Exercise instructions ->
For the data below, work out how many lines contain the word "date" and supply only that number.
** Start **
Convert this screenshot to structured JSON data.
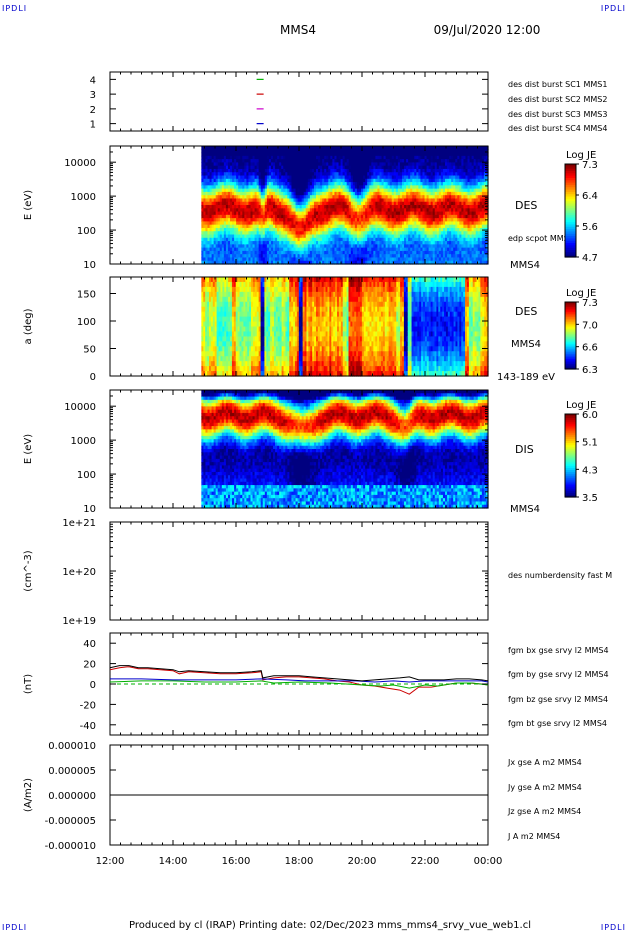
{
  "header": {
    "spacecraft": "MMS4",
    "date": "09/Jul/2020 12:00"
  },
  "corners": {
    "top_left": "IPDLI",
    "top_right": "IPDLI",
    "bottom_left": "IPDLI",
    "bottom_right": "IPDLI"
  },
  "footer": "Produced by cl (IRAP)   Printing date: 02/Dec/2023   mms_mms4_srvy_vue_web1.cl",
  "colors": {
    "red": "#cc0000",
    "green": "#00b000",
    "blue": "#0000cc",
    "magenta": "#cc00cc",
    "black": "#000000"
  },
  "chart_data": [
    {
      "type": "line",
      "name": "burst-availability",
      "ylim": [
        0.5,
        4.5
      ],
      "yticks": [
        "4",
        "3",
        "2",
        "1"
      ],
      "markers": [
        {
          "level": 4,
          "t": 16.75,
          "color": "#00b000"
        },
        {
          "level": 3,
          "t": 16.75,
          "color": "#cc0000"
        },
        {
          "level": 2,
          "t": 16.75,
          "color": "#cc00cc"
        },
        {
          "level": 1,
          "t": 16.75,
          "color": "#0000cc"
        }
      ],
      "legend": [
        {
          "text": "des dist burst SC1 MMS1",
          "color": "#0000cc"
        },
        {
          "text": "des dist burst SC2 MMS2",
          "color": "#cc00cc"
        },
        {
          "text": "des dist burst SC3 MMS3",
          "color": "#cc0000"
        },
        {
          "text": "des dist burst SC4 MMS4",
          "color": "#00b000"
        }
      ]
    },
    {
      "type": "heatmap",
      "name": "des-energy",
      "ylabel": "E (eV)",
      "yscale": "log",
      "ylim": [
        10,
        30000
      ],
      "yticks": [
        "10000",
        "1000",
        "100",
        "10"
      ],
      "data_start": 14.9,
      "label": "DES",
      "side_note": "edp scpot MMS4",
      "bottom_note": "MMS4",
      "colorbar": {
        "title": "Log JE",
        "ticks": [
          "7.3",
          "6.4",
          "5.6",
          "4.7"
        ]
      },
      "profile_peak_fraction": 0.47,
      "profile_width_fraction": 0.2,
      "dips": [
        {
          "t": 18.05,
          "depth": 0.18,
          "width": 0.35
        },
        {
          "t": 16.85,
          "depth": 0.08,
          "width": 0.12
        },
        {
          "t": 19.9,
          "depth": 0.05,
          "width": 0.3
        }
      ]
    },
    {
      "type": "heatmap",
      "name": "des-pitch-angle",
      "ylabel": "a (deg)",
      "ylim": [
        0,
        180
      ],
      "yticks": [
        "150",
        "100",
        "50",
        "0"
      ],
      "data_start": 14.9,
      "label": "DES",
      "side_note": "MMS4",
      "bottom_note": "143-189 eV",
      "colorbar": {
        "title": "Log JE",
        "ticks": [
          "7.3",
          "7.0",
          "6.6",
          "6.3"
        ]
      }
    },
    {
      "type": "heatmap",
      "name": "dis-energy",
      "ylabel": "E (eV)",
      "yscale": "log",
      "ylim": [
        10,
        30000
      ],
      "yticks": [
        "10000",
        "1000",
        "100",
        "10"
      ],
      "data_start": 14.9,
      "label": "DIS",
      "bottom_note": "MMS4",
      "colorbar": {
        "title": "Log JE",
        "ticks": [
          "6.0",
          "5.1",
          "4.3",
          "3.5"
        ]
      },
      "profile_peak_fraction": 0.78,
      "profile_width_fraction": 0.18,
      "dips": [
        {
          "t": 18.1,
          "depth": 0.12,
          "width": 0.45
        },
        {
          "t": 21.4,
          "depth": 0.1,
          "width": 0.3
        }
      ]
    },
    {
      "type": "line",
      "name": "density",
      "ylabel": "(cm^-3)",
      "yscale": "log",
      "ylim": [
        1e+19,
        1e+21
      ],
      "yticks": [
        "1e+21",
        "1e+20",
        "1e+19"
      ],
      "legend": [
        {
          "text": "des numberdensity fast M",
          "color": "#000000"
        }
      ],
      "series": []
    },
    {
      "type": "line",
      "name": "magnetic-field",
      "ylabel": "(nT)",
      "ylim": [
        -50,
        50
      ],
      "yticks": [
        "40",
        "20",
        "0",
        "-20",
        "-40"
      ],
      "legend": [
        {
          "text": "fgm bx gse srvy l2 MMS4",
          "color": "#cc0000"
        },
        {
          "text": "fgm by gse srvy l2 MMS4",
          "color": "#00b000"
        },
        {
          "text": "fgm bz gse srvy l2 MMS4",
          "color": "#0000cc"
        },
        {
          "text": "fgm bt gse srvy l2 MMS4",
          "color": "#000000"
        }
      ],
      "series": [
        {
          "name": "bx",
          "color": "#cc0000",
          "t": [
            12.0,
            12.3,
            12.6,
            12.9,
            13.2,
            13.6,
            14.0,
            14.2,
            14.5,
            15.0,
            15.5,
            16.0,
            16.5,
            16.8,
            16.85,
            17.2,
            17.6,
            18.0,
            18.4,
            18.8,
            19.2,
            19.6,
            20.0,
            20.4,
            20.8,
            21.2,
            21.5,
            21.8,
            22.2,
            22.6,
            23.0,
            23.4,
            23.8,
            24.0
          ],
          "v": [
            14,
            16,
            17,
            15,
            15,
            14,
            13,
            10,
            12,
            11,
            10,
            10,
            11,
            12,
            4,
            6,
            7,
            7,
            6,
            5,
            3,
            2,
            -1,
            -2,
            -4,
            -6,
            -10,
            -3,
            -3,
            -1,
            1,
            1,
            0,
            -1
          ]
        },
        {
          "name": "by",
          "color": "#00b000",
          "t": [
            12.0,
            13.0,
            14.0,
            15.0,
            16.0,
            16.8,
            17.2,
            18.0,
            19.0,
            20.0,
            20.6,
            21.0,
            21.5,
            22.0,
            22.4,
            23.0,
            23.5,
            24.0
          ],
          "v": [
            2,
            3,
            3,
            2,
            2,
            3,
            1,
            2,
            1,
            -1,
            -2,
            -1,
            -4,
            -1,
            -2,
            1,
            1,
            -1
          ]
        },
        {
          "name": "bz",
          "color": "#0000cc",
          "t": [
            12.0,
            13.0,
            14.0,
            15.0,
            16.0,
            16.8,
            17.6,
            18.2,
            19.0,
            19.8,
            20.4,
            21.0,
            21.5,
            22.0,
            22.6,
            23.2,
            23.8,
            24.0
          ],
          "v": [
            5,
            5,
            4,
            4,
            4,
            5,
            4,
            3,
            3,
            3,
            2,
            3,
            2,
            3,
            3,
            3,
            3,
            2
          ]
        },
        {
          "name": "bt",
          "color": "#000000",
          "t": [
            12.0,
            12.3,
            12.6,
            12.9,
            13.2,
            13.6,
            14.0,
            14.2,
            14.5,
            15.0,
            15.5,
            16.0,
            16.5,
            16.8,
            16.85,
            17.2,
            17.6,
            18.0,
            18.4,
            18.8,
            19.2,
            19.6,
            20.0,
            20.4,
            20.8,
            21.2,
            21.5,
            21.8,
            22.2,
            22.6,
            23.0,
            23.4,
            23.8,
            24.0
          ],
          "v": [
            16,
            18,
            18,
            16,
            16,
            15,
            14,
            12,
            13,
            12,
            11,
            11,
            12,
            13,
            6,
            8,
            8,
            8,
            7,
            6,
            5,
            4,
            3,
            4,
            5,
            6,
            7,
            4,
            4,
            4,
            5,
            5,
            4,
            3
          ]
        }
      ]
    },
    {
      "type": "line",
      "name": "current-density",
      "ylabel": "(A/m2)",
      "ylim": [
        -1e-05,
        1e-05
      ],
      "yticks": [
        "0.000010",
        "0.000005",
        "0.000000",
        "-0.000005",
        "-0.000010"
      ],
      "legend": [
        {
          "text": "Jx gse A m2 MMS4",
          "color": "#cc0000"
        },
        {
          "text": "Jy gse A m2 MMS4",
          "color": "#00b000"
        },
        {
          "text": "Jz gse A m2 MMS4",
          "color": "#0000cc"
        },
        {
          "text": "J A m2 MMS4",
          "color": "#000000"
        }
      ],
      "series": [
        {
          "name": "J",
          "color": "#000000",
          "t": [
            12.0,
            24.0
          ],
          "v": [
            0,
            0
          ]
        }
      ]
    }
  ],
  "time_axis": {
    "ticks": [
      "12:00",
      "14:00",
      "16:00",
      "18:00",
      "20:00",
      "22:00",
      "00:00"
    ],
    "values": [
      12,
      14,
      16,
      18,
      20,
      22,
      24
    ],
    "range": [
      12,
      24
    ]
  }
}
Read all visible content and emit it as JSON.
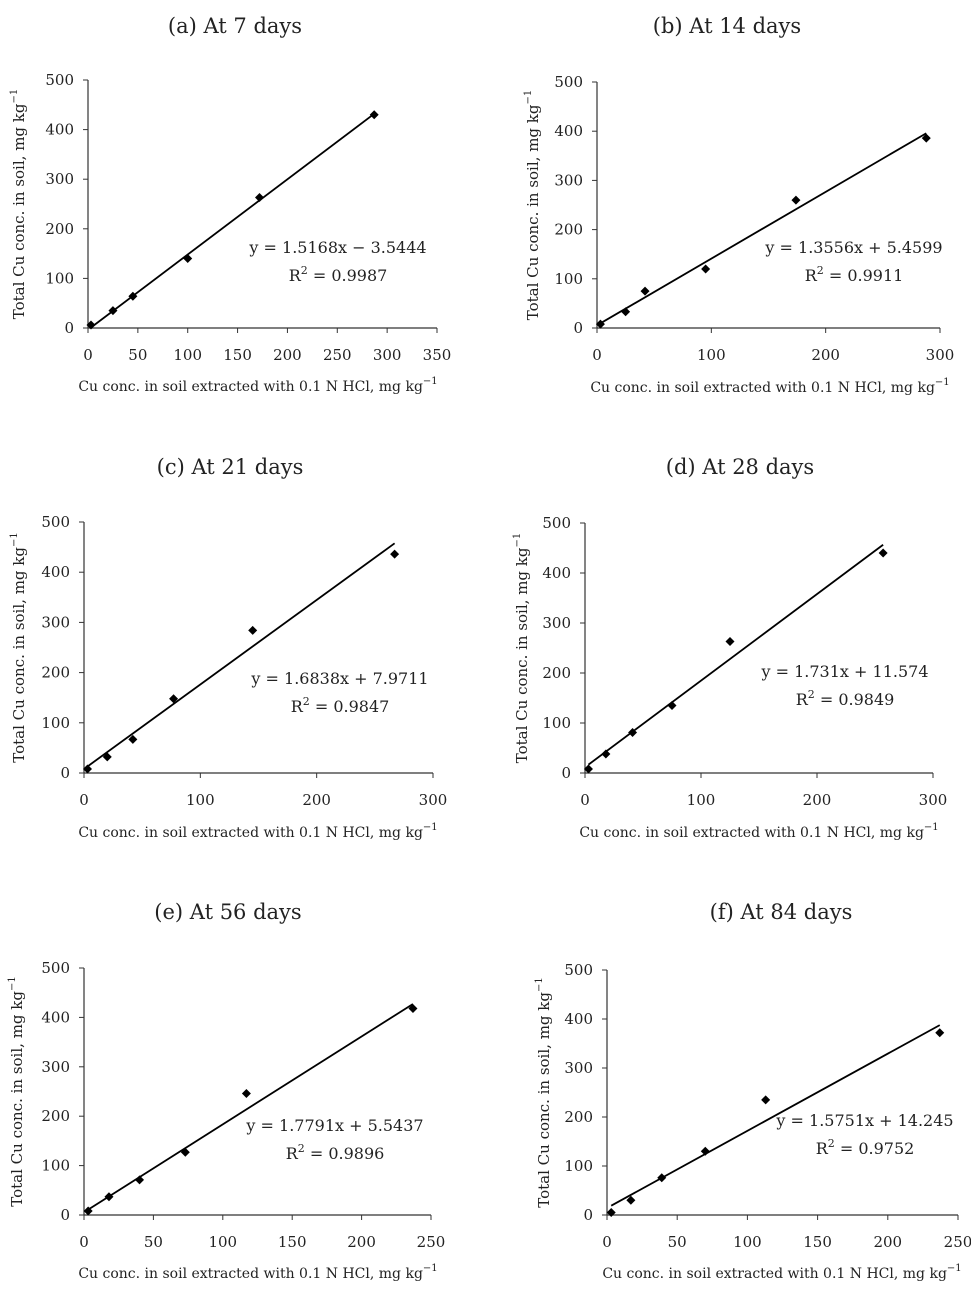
** End **
Written reply ->
2